GIVEN REQUEST
Using the records below, locate all lines containing "淫慢则不能励精" and return them.

STORED ROWS
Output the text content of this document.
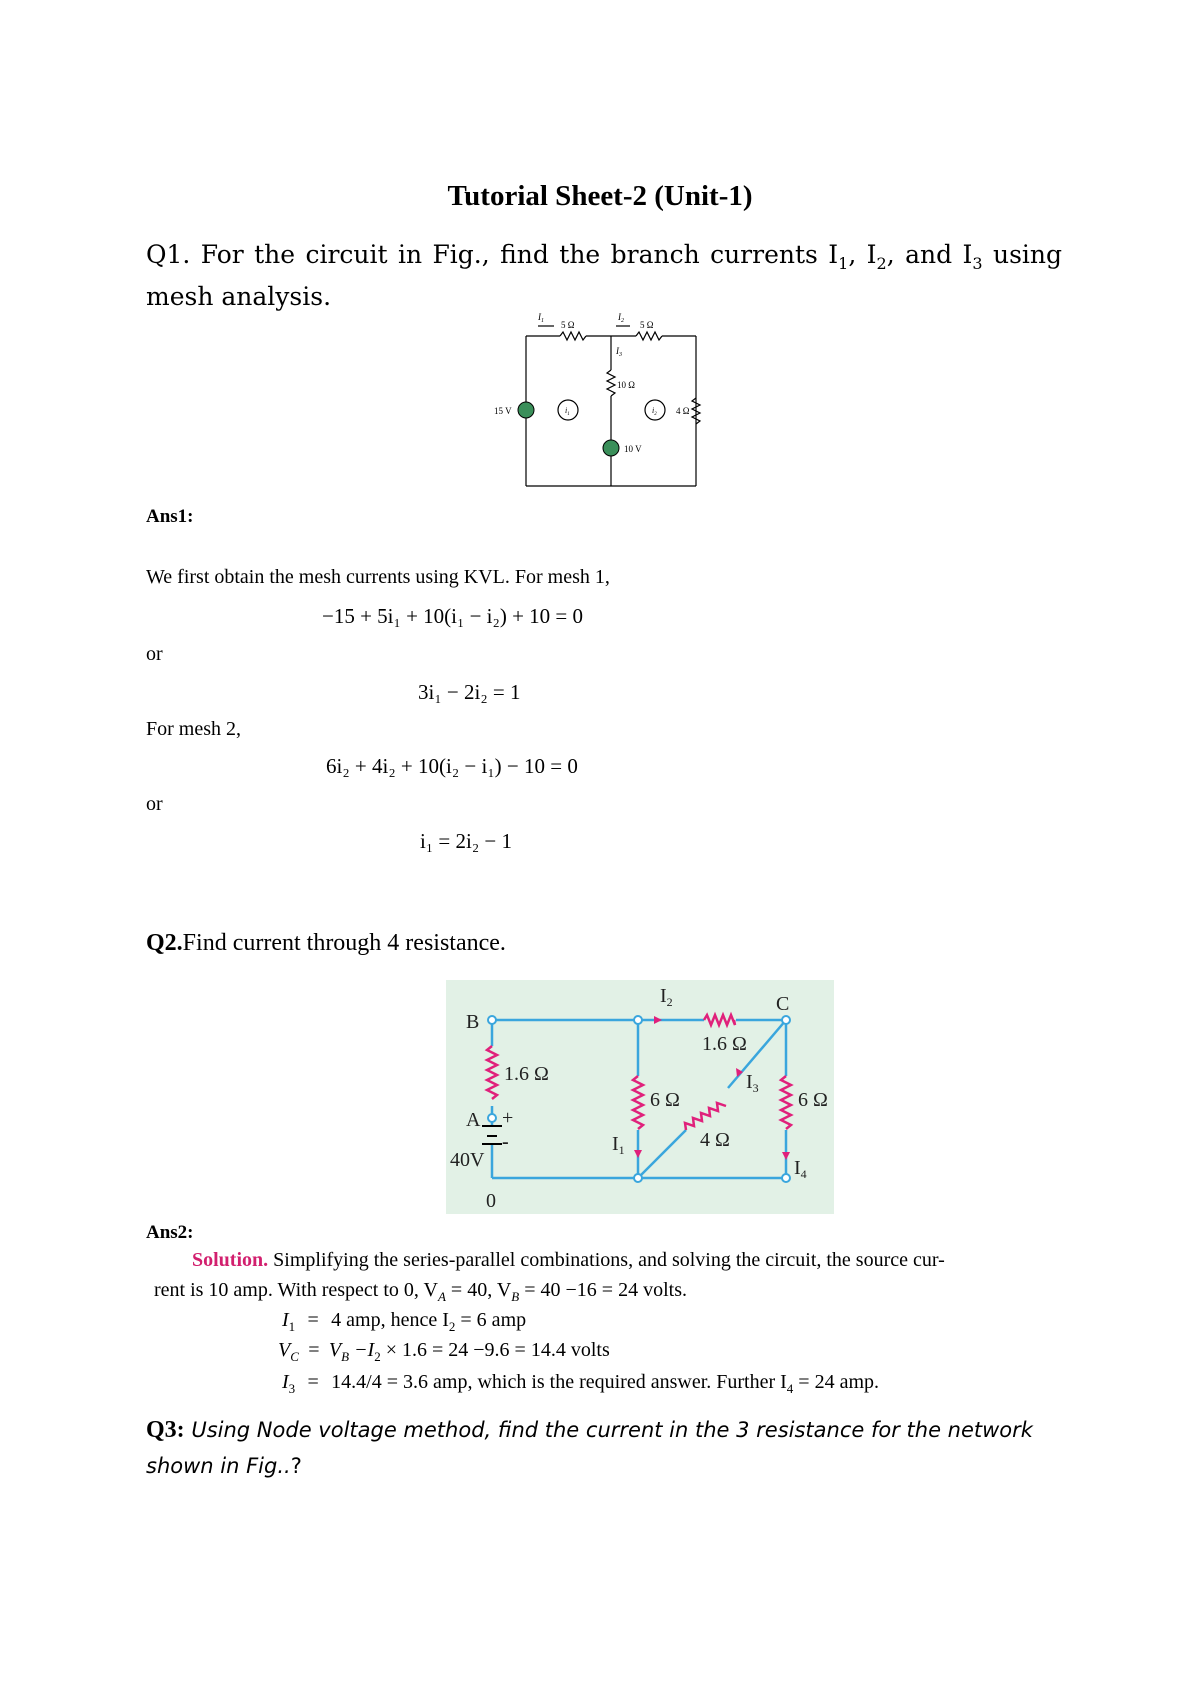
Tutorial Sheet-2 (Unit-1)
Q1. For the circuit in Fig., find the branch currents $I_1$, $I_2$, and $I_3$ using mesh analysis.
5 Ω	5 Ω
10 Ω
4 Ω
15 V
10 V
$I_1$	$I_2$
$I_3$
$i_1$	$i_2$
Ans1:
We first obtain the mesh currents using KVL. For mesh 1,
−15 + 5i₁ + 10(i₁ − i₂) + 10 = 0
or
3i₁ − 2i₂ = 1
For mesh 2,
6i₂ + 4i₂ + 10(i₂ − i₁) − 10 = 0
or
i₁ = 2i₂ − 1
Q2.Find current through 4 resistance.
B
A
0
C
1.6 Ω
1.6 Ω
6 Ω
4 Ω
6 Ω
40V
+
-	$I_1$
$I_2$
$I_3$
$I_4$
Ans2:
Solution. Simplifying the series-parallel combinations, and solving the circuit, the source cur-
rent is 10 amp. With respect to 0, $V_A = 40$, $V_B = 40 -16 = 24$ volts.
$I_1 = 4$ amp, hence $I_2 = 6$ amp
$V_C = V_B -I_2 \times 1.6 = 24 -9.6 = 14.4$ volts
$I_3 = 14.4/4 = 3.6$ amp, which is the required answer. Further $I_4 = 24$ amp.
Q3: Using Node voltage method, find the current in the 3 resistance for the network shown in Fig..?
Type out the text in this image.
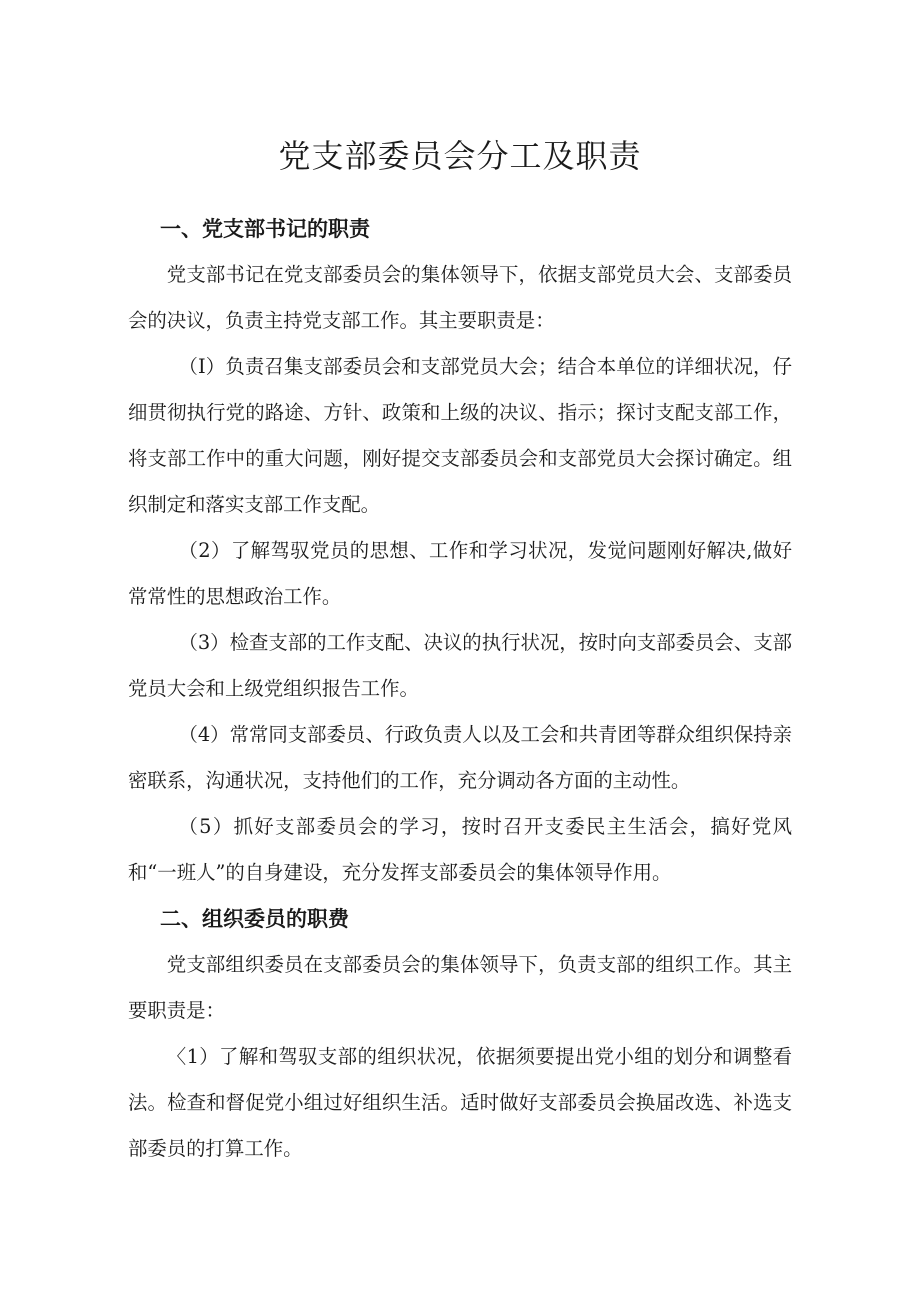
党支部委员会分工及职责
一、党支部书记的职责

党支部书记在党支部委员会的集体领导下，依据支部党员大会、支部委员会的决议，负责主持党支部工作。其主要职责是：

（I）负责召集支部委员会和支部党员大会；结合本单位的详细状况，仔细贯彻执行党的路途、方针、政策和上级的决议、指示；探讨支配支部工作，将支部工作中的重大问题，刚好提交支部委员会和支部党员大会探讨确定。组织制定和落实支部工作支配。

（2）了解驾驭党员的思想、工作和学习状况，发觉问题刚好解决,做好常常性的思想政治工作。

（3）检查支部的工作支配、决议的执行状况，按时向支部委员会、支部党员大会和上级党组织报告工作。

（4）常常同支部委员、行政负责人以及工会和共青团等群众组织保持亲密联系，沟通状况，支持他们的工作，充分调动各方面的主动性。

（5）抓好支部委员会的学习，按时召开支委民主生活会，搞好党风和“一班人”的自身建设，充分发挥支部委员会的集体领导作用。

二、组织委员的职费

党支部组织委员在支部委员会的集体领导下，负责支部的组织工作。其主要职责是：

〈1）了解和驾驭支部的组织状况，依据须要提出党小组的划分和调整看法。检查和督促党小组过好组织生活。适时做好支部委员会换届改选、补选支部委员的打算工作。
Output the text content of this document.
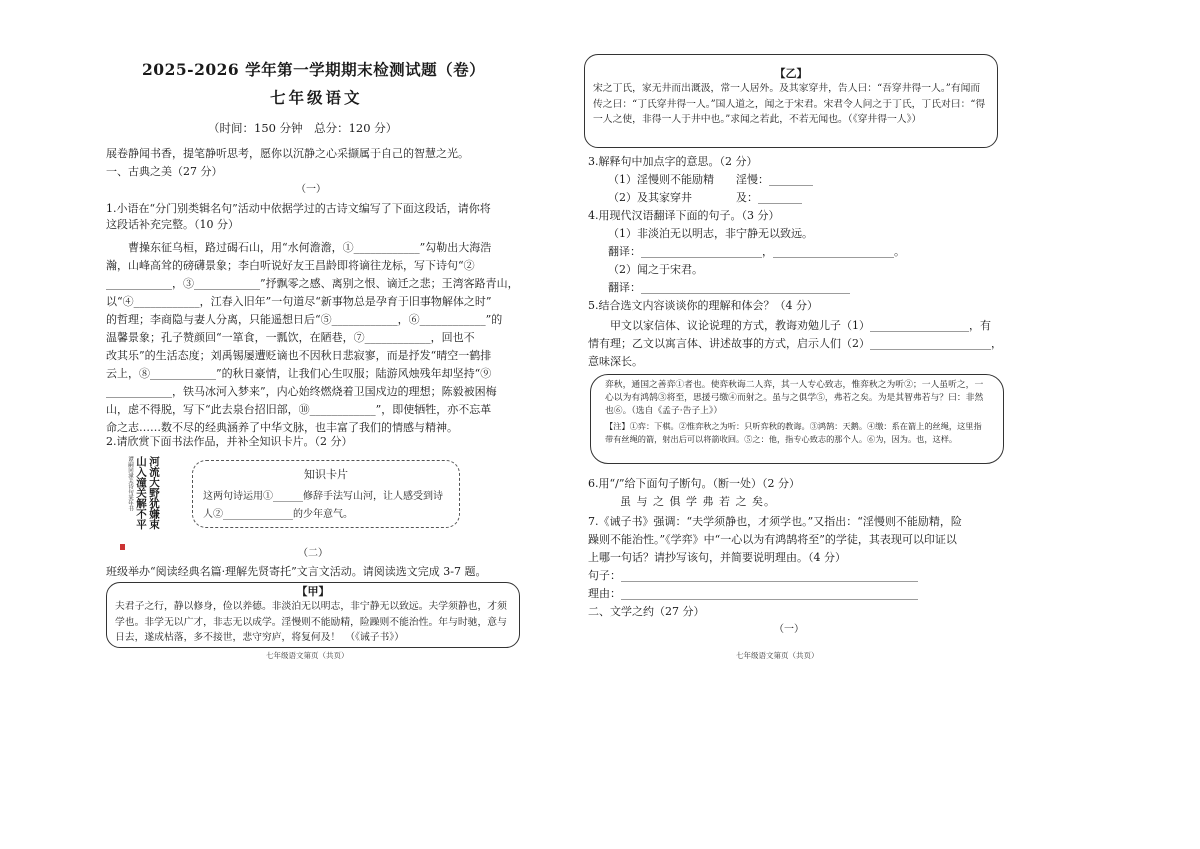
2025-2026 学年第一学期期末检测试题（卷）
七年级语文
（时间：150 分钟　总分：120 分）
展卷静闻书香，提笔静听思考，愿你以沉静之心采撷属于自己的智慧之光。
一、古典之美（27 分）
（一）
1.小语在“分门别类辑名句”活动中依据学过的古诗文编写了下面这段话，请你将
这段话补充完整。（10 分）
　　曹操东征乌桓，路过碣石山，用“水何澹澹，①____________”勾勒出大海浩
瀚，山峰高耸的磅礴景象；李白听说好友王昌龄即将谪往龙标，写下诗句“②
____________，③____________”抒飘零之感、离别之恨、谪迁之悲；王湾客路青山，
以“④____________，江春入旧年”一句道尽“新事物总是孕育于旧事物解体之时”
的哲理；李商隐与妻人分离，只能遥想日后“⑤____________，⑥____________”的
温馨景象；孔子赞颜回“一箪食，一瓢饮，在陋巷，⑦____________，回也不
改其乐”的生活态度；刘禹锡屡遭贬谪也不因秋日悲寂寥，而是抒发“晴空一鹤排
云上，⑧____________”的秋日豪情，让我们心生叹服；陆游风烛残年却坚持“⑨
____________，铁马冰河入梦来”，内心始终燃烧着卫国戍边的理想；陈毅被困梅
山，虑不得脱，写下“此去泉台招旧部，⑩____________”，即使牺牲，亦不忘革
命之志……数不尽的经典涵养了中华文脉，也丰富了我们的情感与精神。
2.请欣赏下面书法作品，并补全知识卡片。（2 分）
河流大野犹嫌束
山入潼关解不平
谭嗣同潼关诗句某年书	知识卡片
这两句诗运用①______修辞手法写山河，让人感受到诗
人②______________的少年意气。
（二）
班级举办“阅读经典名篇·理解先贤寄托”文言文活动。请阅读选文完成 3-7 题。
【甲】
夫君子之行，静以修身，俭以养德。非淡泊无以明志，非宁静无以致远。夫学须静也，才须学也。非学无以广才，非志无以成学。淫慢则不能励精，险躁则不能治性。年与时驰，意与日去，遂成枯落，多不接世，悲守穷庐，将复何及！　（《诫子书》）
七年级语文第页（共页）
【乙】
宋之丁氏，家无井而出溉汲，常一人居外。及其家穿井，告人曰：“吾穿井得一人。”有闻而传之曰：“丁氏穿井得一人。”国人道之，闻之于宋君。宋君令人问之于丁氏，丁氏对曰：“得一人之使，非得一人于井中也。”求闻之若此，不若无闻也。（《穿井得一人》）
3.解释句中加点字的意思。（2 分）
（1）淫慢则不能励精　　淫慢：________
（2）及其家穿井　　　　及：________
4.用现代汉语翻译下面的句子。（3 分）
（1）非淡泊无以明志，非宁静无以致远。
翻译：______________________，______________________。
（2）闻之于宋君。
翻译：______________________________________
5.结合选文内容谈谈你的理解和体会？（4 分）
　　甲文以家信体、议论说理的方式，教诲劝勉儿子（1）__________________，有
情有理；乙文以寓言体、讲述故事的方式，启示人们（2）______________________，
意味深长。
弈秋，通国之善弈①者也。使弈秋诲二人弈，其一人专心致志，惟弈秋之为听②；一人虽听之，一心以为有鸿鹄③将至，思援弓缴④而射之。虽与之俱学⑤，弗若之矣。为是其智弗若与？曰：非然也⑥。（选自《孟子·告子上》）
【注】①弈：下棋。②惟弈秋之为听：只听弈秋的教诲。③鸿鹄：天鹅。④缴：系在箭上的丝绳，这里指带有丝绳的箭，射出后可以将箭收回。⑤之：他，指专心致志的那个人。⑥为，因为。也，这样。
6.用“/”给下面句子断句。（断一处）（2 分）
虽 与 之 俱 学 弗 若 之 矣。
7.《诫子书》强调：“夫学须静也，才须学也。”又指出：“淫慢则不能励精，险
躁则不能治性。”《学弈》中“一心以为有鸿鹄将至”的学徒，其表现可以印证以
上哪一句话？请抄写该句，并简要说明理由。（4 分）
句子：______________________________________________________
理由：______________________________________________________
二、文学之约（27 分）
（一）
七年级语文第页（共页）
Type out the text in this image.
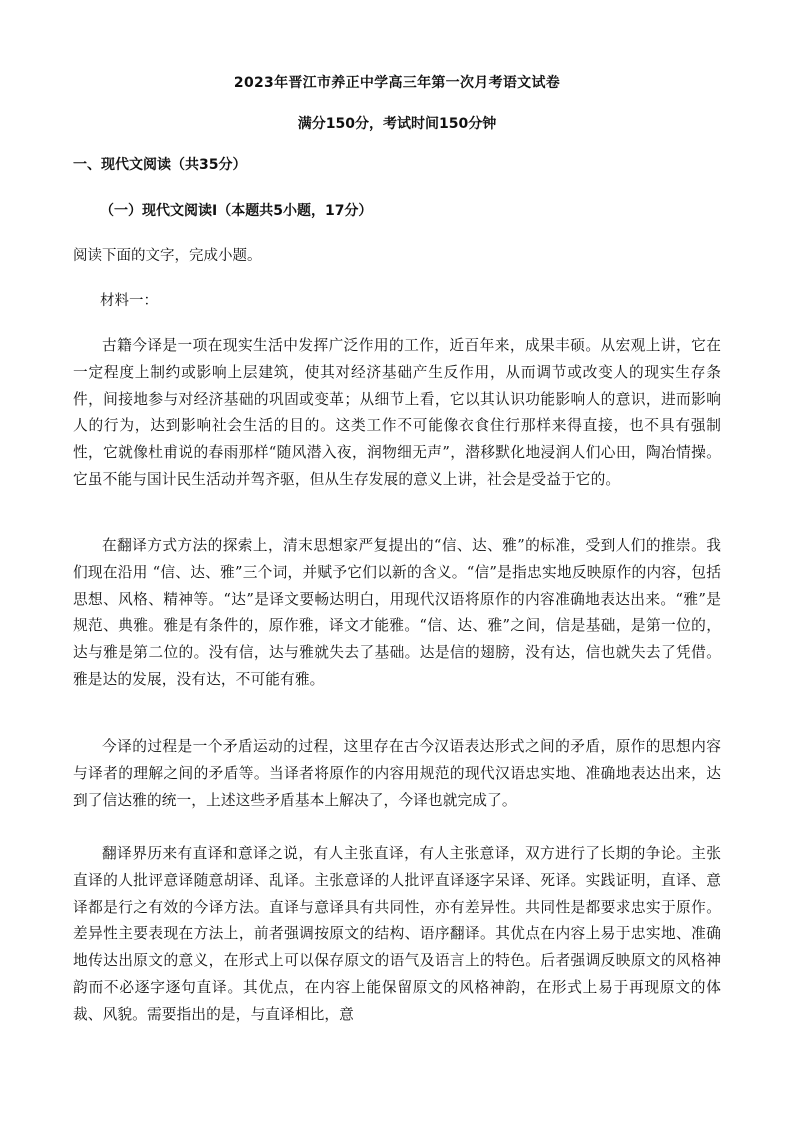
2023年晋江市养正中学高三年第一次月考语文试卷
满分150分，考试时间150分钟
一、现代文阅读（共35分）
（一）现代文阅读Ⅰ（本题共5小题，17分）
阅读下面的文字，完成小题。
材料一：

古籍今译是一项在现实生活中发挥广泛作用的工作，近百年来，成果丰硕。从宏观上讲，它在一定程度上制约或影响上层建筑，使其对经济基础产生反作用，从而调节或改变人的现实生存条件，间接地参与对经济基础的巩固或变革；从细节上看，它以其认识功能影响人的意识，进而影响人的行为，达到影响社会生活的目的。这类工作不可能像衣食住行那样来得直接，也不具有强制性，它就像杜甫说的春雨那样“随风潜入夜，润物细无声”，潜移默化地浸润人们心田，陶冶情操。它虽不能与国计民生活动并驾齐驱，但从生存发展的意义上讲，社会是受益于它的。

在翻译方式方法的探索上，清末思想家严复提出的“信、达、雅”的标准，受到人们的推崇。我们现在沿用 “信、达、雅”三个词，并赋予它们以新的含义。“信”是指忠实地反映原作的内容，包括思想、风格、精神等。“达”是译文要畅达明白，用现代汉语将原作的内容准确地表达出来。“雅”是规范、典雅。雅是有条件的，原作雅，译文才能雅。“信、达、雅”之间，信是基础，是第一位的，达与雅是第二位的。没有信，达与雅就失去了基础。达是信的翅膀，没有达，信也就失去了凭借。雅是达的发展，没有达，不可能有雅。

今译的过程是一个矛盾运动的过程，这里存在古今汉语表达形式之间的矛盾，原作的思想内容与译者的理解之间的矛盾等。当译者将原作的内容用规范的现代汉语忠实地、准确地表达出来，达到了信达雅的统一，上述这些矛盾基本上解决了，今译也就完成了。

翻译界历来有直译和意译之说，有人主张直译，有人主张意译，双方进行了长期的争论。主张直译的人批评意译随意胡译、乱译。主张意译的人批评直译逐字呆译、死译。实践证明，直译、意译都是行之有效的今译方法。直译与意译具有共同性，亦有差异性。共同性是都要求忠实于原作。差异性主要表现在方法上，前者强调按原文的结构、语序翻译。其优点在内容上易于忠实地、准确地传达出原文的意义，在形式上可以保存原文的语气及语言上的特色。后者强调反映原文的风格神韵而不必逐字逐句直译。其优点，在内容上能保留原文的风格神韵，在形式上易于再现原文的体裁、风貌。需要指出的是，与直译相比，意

EXERCISE OUTPUT
夫君子之行，静以修身，俭以养德。非淡泊无以明志，非宁静无以致远。夫学须静也，才须学也。非学无以广才，非志无以成学。淫慢则不能励精，险躁则不能治性。年与时驰，意与日去，遂成枯落，多不接世，悲守穷庐，将复何及！　（《诫子书》）
（1）淫慢则不能励精　　淫慢：________
7.《诫子书》强调：“夫学须静也，才须学也。”又指出：“淫慢则不能励精，险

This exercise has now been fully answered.